§ **Given request**
Repeat the full listing below verbatim and keep the images out.

§ **Data in this exercise**
--- Start ---

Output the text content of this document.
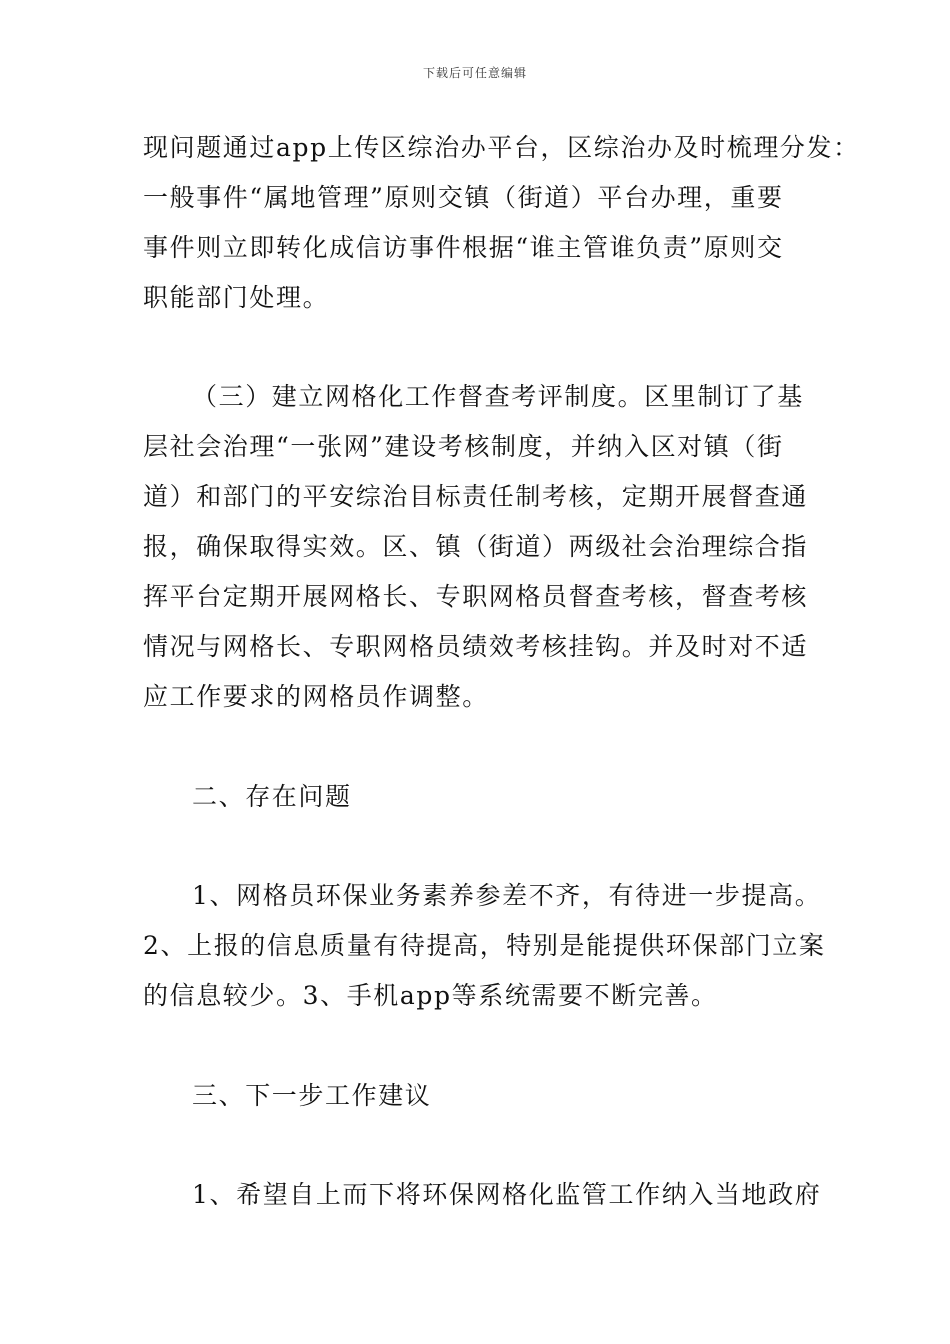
下载后可任意编辑
现问题通过app上传区综治办平台，区综治办及时梳理分发：
一般事件“属地管理”原则交镇（街道）平台办理，重要
事件则立即转化成信访事件根据“谁主管谁负责”原则交
职能部门处理。
（三）建立网格化工作督查考评制度。区里制订了基
层社会治理“一张网”建设考核制度，并纳入区对镇（街
道）和部门的平安综治目标责任制考核，定期开展督查通
报，确保取得实效。区、镇（街道）两级社会治理综合指
挥平台定期开展网格长、专职网格员督查考核，督查考核
情况与网格长、专职网格员绩效考核挂钩。并及时对不适
应工作要求的网格员作调整。
二、存在问题
1、网格员环保业务素养参差不齐，有待进一步提高。
2、上报的信息质量有待提高，特别是能提供环保部门立案
的信息较少。3、手机app等系统需要不断完善。
三、下一步工作建议
1、希望自上而下将环保网格化监管工作纳入当地政府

--- End ---

§ **Solved problem**
Output the text content of this document.
下载后可任意编辑
现问题通过app上传区综治办平台，区综治办及时梳理分发：
一般事件“属地管理”原则交镇（街道）平台办理，重要
事件则立即转化成信访事件根据“谁主管谁负责”原则交
职能部门处理。
（三）建立网格化工作督查考评制度。区里制订了基
层社会治理“一张网”建设考核制度，并纳入区对镇（街
道）和部门的平安综治目标责任制考核，定期开展督查通
报，确保取得实效。区、镇（街道）两级社会治理综合指
挥平台定期开展网格长、专职网格员督查考核，督查考核
情况与网格长、专职网格员绩效考核挂钩。并及时对不适
应工作要求的网格员作调整。
二、存在问题
1、网格员环保业务素养参差不齐，有待进一步提高。
2、上报的信息质量有待提高，特别是能提供环保部门立案
的信息较少。3、手机app等系统需要不断完善。
三、下一步工作建议
1、希望自上而下将环保网格化监管工作纳入当地政府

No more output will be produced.